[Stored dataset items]
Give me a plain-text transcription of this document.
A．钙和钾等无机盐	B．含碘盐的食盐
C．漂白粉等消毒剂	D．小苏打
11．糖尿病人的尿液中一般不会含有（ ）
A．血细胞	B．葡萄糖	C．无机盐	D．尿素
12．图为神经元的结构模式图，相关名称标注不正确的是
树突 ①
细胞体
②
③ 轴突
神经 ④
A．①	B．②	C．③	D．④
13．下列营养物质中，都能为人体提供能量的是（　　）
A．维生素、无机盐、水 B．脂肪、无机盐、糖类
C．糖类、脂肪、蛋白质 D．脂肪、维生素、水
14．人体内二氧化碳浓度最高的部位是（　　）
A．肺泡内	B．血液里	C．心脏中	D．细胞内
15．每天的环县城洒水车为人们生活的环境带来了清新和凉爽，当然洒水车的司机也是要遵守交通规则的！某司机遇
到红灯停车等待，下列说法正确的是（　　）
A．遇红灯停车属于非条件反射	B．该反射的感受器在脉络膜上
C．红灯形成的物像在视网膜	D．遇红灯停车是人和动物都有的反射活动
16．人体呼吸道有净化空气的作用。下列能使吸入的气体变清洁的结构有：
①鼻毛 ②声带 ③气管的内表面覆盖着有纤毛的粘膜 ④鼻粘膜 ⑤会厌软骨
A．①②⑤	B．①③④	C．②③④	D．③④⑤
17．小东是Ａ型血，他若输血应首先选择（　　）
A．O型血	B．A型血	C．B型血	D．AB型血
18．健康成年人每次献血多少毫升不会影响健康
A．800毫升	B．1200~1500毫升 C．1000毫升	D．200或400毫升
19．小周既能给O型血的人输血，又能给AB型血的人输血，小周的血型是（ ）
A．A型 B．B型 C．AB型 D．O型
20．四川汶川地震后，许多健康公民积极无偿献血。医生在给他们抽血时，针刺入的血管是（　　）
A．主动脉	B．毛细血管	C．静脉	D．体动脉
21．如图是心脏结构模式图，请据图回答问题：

==

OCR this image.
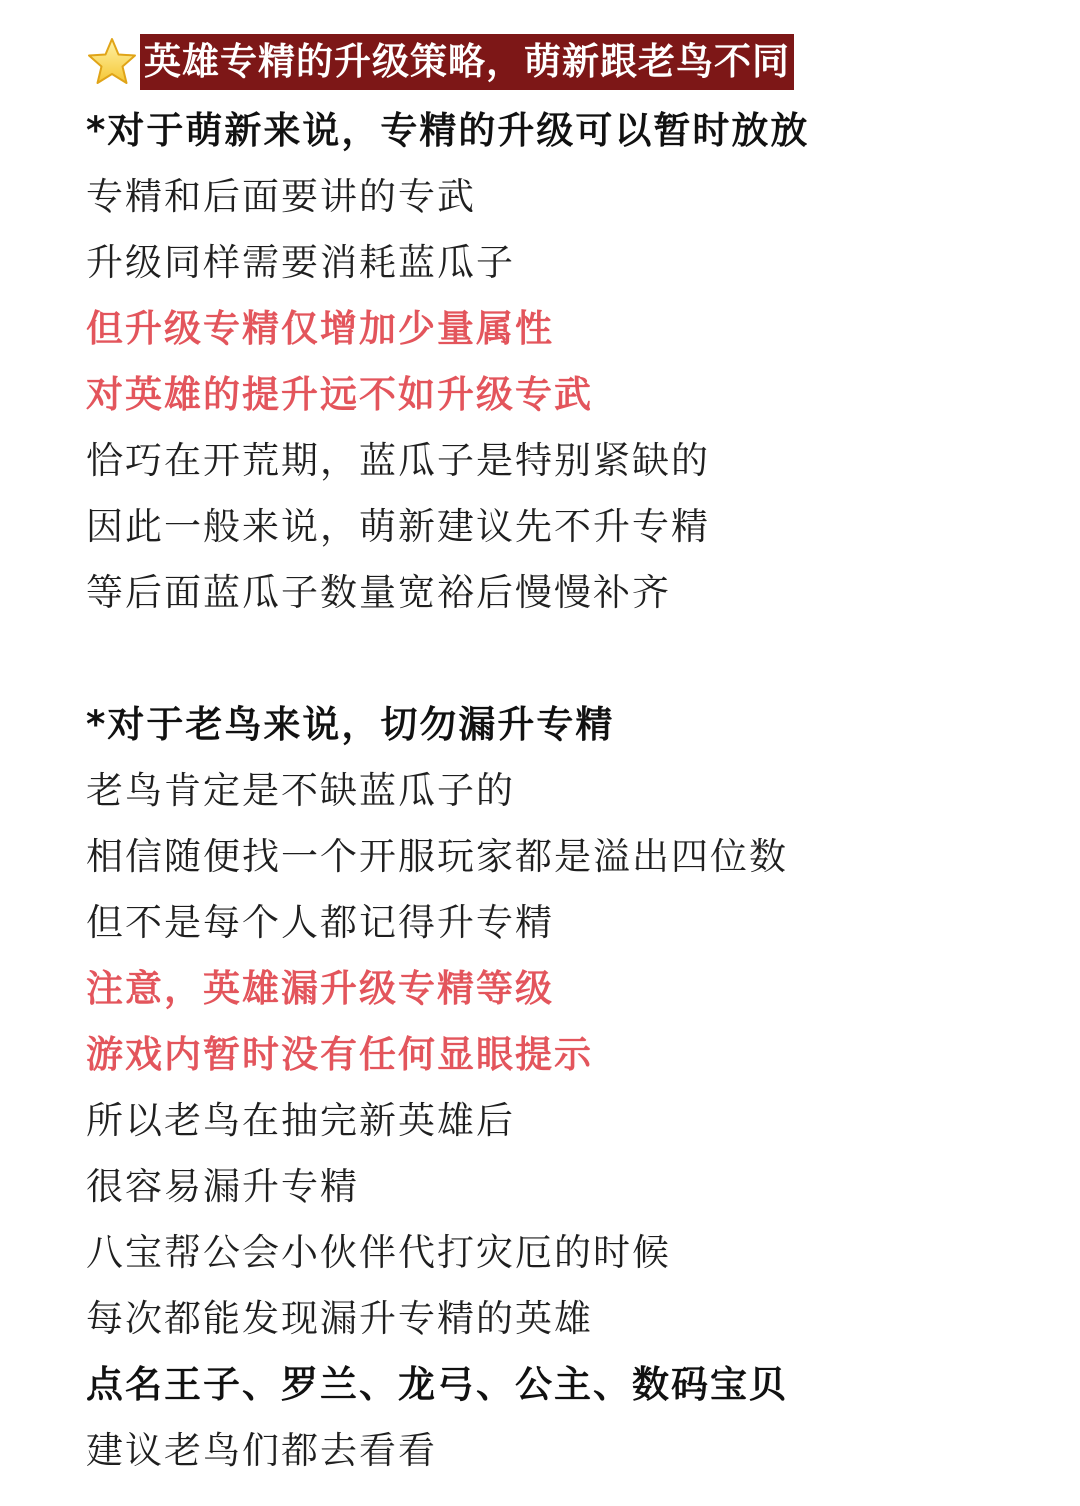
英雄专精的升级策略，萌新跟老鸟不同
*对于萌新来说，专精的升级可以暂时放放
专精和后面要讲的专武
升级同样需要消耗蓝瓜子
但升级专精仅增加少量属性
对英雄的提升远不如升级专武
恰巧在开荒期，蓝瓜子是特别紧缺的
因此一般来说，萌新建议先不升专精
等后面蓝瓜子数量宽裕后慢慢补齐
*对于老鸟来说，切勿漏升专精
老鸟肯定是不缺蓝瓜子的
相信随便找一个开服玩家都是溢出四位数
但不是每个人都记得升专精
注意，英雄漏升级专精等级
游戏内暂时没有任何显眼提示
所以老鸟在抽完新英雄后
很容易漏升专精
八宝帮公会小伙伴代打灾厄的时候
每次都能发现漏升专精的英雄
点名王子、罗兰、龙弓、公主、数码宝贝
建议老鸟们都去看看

[WRITTEN TASK]: Go through the entries and return each line where the word "this" appears.

[FINAL ANSWER]:
Give me a plain-text transcription of this document.
OCR this image.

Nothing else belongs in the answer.